Stored data:
■ ■ ■ ■ ■ ■ ■

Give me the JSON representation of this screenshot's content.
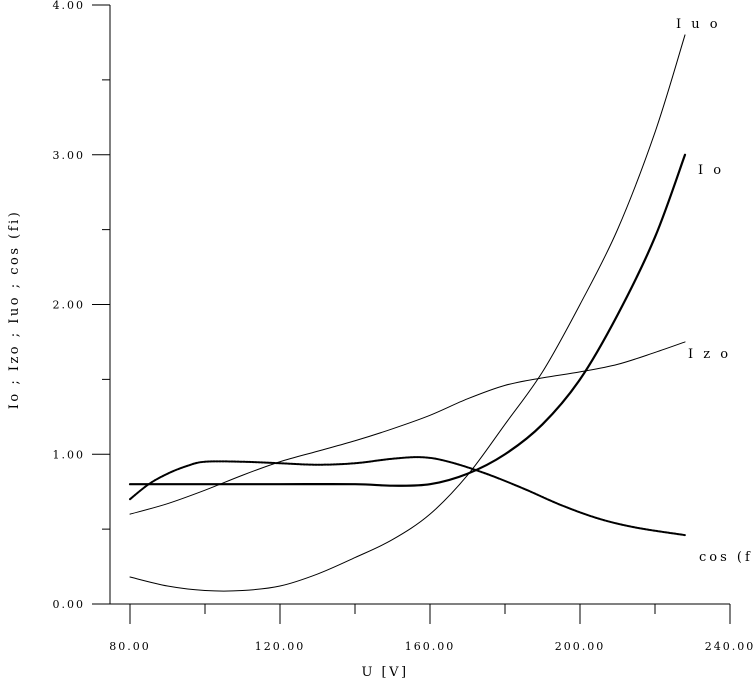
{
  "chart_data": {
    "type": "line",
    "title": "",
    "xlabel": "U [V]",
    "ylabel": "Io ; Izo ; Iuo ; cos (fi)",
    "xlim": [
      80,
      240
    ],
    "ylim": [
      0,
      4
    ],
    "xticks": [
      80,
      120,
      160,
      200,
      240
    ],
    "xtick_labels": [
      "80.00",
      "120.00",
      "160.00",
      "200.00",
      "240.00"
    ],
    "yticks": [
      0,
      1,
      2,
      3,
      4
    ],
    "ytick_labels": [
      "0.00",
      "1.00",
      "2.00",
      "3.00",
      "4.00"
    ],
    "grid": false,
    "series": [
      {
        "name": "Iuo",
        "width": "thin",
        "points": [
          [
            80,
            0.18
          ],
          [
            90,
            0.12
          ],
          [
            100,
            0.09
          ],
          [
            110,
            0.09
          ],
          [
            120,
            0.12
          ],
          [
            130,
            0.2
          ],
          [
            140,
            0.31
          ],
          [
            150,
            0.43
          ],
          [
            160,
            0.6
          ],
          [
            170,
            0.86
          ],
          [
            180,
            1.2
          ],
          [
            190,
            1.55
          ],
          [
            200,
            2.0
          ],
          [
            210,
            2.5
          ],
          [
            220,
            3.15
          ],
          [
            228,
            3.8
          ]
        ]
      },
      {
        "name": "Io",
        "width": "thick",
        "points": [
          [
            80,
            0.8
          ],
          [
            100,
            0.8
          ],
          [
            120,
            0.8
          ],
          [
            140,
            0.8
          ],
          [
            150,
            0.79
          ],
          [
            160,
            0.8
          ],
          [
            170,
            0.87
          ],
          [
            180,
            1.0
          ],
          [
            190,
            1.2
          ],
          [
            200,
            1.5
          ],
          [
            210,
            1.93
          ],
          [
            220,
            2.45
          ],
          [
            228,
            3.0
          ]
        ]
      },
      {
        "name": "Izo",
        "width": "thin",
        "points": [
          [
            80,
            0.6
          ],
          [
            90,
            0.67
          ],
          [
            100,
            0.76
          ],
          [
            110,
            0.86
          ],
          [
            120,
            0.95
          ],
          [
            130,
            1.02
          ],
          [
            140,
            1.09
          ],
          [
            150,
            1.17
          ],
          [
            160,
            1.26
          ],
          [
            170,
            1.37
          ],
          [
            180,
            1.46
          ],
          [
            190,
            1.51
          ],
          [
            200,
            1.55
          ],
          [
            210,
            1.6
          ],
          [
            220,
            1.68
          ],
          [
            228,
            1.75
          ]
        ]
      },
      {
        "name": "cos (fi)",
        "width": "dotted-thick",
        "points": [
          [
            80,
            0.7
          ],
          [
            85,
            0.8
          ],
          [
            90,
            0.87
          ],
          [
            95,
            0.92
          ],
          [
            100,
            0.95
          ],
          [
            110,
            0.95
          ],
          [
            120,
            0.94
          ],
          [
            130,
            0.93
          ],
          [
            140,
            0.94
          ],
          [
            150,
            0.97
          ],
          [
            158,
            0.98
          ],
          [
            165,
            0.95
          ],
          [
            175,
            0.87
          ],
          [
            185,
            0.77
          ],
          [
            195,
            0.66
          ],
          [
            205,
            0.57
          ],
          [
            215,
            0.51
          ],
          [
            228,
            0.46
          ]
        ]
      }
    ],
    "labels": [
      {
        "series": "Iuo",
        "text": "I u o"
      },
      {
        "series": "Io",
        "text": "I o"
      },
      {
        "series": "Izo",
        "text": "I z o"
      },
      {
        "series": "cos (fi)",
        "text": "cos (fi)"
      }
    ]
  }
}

■ ■ ■ ■ ■ ■ ■

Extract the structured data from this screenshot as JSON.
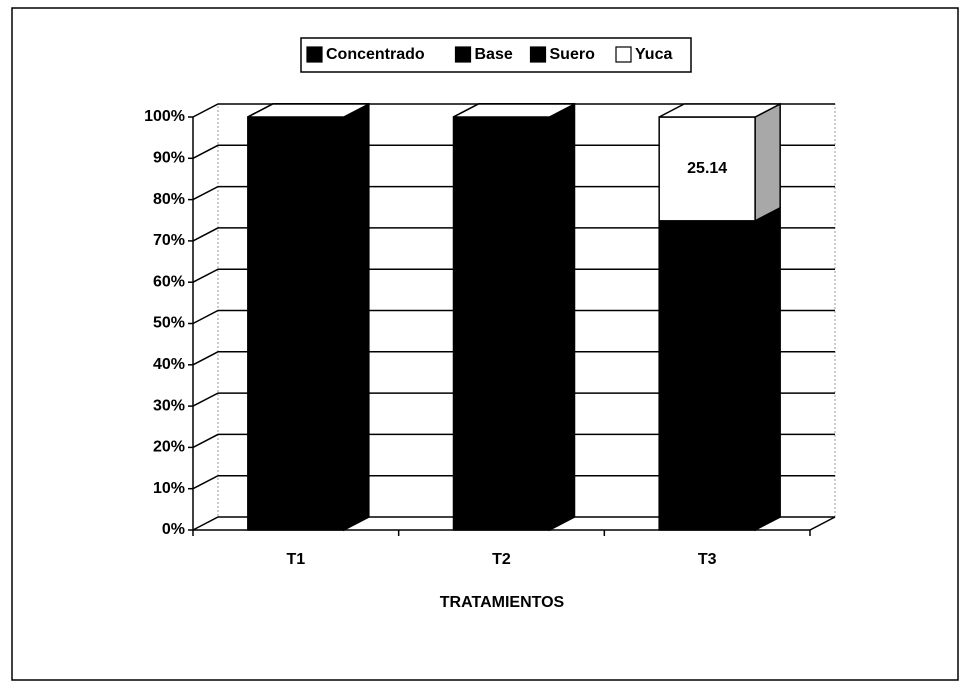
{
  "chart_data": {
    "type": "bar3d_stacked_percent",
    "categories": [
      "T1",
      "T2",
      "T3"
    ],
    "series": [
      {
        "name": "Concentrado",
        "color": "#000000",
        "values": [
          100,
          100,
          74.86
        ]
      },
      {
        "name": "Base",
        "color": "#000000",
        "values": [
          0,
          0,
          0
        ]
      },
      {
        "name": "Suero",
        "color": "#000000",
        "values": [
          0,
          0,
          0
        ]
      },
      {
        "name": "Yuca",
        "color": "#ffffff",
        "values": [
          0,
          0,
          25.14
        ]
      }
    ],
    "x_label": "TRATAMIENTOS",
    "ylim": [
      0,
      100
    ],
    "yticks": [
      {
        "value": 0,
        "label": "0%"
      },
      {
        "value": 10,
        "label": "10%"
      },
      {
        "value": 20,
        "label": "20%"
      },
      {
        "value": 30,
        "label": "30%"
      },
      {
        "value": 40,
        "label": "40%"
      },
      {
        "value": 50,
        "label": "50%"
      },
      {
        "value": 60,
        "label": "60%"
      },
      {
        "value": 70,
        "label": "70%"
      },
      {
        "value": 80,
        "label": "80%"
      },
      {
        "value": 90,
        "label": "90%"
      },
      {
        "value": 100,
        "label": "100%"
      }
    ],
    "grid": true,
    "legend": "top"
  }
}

■ ■ ■ ■ ■ ■ ■

--- Exercise ---
Report how many lines of the entries hold the string "screenshot". Provide the number alone.

--- Result below ---
2